> **EXERCISE DIRECTIONS**
Scan the data below. Pull out each line where "serves" occurs.

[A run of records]
━━━━━━━━

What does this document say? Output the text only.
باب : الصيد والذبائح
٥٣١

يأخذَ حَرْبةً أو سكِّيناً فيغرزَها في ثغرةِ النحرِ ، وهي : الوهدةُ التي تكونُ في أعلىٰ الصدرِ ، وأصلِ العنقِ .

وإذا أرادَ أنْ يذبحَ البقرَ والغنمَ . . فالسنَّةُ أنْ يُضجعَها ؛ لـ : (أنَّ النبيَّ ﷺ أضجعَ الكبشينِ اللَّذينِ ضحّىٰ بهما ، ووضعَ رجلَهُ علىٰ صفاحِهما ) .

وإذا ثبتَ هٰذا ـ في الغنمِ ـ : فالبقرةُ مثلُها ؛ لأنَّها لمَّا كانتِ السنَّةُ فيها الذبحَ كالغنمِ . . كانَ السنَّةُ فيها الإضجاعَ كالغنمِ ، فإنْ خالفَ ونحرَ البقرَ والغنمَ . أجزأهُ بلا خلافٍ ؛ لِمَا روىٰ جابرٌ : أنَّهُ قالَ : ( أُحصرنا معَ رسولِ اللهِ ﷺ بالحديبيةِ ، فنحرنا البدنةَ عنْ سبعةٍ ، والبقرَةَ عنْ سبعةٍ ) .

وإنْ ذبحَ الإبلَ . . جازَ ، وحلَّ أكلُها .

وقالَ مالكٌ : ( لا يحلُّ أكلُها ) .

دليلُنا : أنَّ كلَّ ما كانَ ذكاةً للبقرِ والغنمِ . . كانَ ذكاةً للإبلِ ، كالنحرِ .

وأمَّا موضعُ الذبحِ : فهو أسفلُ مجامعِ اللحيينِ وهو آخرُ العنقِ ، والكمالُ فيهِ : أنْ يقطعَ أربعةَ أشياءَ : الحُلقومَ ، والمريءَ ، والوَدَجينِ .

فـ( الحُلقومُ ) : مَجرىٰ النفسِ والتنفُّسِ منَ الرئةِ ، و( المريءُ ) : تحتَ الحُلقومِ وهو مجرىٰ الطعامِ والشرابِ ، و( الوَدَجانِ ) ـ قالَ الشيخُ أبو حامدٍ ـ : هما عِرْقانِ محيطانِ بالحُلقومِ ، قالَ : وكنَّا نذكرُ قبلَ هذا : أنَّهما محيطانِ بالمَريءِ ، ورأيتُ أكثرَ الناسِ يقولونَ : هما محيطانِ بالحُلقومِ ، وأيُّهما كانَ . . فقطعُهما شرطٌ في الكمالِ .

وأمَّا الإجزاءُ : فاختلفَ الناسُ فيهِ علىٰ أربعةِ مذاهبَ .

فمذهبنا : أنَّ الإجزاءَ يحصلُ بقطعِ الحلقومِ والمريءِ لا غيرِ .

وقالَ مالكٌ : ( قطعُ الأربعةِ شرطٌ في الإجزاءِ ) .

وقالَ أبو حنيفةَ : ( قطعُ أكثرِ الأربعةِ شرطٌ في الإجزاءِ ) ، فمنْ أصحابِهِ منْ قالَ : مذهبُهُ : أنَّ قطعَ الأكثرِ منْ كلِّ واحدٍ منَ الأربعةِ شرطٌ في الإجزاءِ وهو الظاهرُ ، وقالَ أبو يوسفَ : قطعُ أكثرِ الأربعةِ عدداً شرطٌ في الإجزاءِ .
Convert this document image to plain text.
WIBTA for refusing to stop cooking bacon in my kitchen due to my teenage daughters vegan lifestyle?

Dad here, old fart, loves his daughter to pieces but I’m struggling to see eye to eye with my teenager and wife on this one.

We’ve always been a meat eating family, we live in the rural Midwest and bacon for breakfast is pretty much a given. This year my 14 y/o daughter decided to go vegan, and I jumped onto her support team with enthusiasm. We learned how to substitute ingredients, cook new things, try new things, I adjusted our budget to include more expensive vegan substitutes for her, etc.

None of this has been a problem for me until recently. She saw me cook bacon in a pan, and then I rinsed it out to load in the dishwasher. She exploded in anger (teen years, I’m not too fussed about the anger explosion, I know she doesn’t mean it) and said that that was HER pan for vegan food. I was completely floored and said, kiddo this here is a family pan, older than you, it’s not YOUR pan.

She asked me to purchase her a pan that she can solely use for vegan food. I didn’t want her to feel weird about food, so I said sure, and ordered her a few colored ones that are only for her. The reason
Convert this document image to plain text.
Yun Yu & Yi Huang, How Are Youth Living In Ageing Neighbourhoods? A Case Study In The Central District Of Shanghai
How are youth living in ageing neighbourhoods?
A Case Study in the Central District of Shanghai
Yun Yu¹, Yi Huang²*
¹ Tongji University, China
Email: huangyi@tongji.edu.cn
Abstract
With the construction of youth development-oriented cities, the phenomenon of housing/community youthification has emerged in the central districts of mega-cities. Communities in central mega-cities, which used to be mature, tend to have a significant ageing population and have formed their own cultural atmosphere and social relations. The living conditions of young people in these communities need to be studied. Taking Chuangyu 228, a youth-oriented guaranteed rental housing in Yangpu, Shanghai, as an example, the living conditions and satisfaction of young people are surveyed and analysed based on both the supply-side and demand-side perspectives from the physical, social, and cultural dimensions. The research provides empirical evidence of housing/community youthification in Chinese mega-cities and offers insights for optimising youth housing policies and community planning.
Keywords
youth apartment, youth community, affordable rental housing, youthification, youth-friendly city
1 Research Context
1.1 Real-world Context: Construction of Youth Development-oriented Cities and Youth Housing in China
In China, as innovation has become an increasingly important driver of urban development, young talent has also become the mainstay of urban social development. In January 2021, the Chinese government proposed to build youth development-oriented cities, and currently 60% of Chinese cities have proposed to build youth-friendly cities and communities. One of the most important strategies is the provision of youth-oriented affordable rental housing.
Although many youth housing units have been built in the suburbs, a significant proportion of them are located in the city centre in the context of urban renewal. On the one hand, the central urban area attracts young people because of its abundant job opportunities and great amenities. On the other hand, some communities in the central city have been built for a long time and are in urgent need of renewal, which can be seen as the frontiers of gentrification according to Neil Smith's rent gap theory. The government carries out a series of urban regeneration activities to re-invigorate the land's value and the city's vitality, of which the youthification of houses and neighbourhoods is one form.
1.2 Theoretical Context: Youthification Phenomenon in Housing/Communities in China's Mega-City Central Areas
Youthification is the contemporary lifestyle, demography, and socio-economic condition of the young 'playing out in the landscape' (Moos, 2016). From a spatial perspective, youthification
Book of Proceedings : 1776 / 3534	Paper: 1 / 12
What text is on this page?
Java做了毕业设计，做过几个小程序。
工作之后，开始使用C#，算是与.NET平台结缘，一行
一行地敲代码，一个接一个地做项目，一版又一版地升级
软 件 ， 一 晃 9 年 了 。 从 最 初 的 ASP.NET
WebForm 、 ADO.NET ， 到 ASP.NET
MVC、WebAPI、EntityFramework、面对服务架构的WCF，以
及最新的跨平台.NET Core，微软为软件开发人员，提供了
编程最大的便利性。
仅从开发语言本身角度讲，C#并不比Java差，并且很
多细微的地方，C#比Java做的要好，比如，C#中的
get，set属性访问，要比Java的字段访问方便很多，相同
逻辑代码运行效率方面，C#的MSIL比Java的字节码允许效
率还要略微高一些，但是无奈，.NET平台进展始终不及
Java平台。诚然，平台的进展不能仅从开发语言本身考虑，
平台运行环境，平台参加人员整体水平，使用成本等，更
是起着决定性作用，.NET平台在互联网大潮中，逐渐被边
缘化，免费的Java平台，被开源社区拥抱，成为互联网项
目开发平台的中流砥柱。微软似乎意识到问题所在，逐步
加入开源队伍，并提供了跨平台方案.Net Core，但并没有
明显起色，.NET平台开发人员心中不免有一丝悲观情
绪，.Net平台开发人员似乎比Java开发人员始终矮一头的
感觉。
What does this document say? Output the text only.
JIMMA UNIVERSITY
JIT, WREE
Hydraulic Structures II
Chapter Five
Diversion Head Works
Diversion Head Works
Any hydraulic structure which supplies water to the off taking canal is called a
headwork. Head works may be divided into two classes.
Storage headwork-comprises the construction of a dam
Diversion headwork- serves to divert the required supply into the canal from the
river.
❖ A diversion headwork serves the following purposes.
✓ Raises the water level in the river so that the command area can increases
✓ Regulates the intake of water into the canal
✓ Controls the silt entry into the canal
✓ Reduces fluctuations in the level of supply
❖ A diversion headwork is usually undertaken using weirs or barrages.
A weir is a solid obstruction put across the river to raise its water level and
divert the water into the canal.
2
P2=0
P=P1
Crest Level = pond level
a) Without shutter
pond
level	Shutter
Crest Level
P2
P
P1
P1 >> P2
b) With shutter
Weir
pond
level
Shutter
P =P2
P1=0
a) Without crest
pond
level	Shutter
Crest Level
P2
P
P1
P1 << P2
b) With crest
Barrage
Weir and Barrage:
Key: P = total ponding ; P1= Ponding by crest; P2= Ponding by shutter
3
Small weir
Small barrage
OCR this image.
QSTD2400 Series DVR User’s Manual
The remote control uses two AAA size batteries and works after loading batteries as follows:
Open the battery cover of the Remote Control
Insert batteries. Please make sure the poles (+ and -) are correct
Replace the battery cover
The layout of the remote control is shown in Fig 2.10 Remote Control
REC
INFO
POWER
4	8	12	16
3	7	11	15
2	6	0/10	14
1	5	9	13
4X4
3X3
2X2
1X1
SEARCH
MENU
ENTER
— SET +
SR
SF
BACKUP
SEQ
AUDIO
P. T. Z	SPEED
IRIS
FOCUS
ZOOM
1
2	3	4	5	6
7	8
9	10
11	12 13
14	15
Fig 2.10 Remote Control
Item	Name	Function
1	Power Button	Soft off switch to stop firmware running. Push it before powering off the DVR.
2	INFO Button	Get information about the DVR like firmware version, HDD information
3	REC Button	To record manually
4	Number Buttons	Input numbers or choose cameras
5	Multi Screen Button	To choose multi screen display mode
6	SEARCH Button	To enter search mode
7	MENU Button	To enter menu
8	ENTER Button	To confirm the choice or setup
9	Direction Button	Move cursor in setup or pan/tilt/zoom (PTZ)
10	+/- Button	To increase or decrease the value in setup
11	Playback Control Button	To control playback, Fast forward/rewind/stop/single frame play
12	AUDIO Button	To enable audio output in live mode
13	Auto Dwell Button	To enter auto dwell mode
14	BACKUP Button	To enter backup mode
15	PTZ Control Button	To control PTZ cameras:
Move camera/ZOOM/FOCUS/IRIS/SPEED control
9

━━━━━━━━

> **IN RESPONSE**
Diversion headwork- serves to divert the required supply into the canal from the
❖ A diversion headwork serves the following purposes.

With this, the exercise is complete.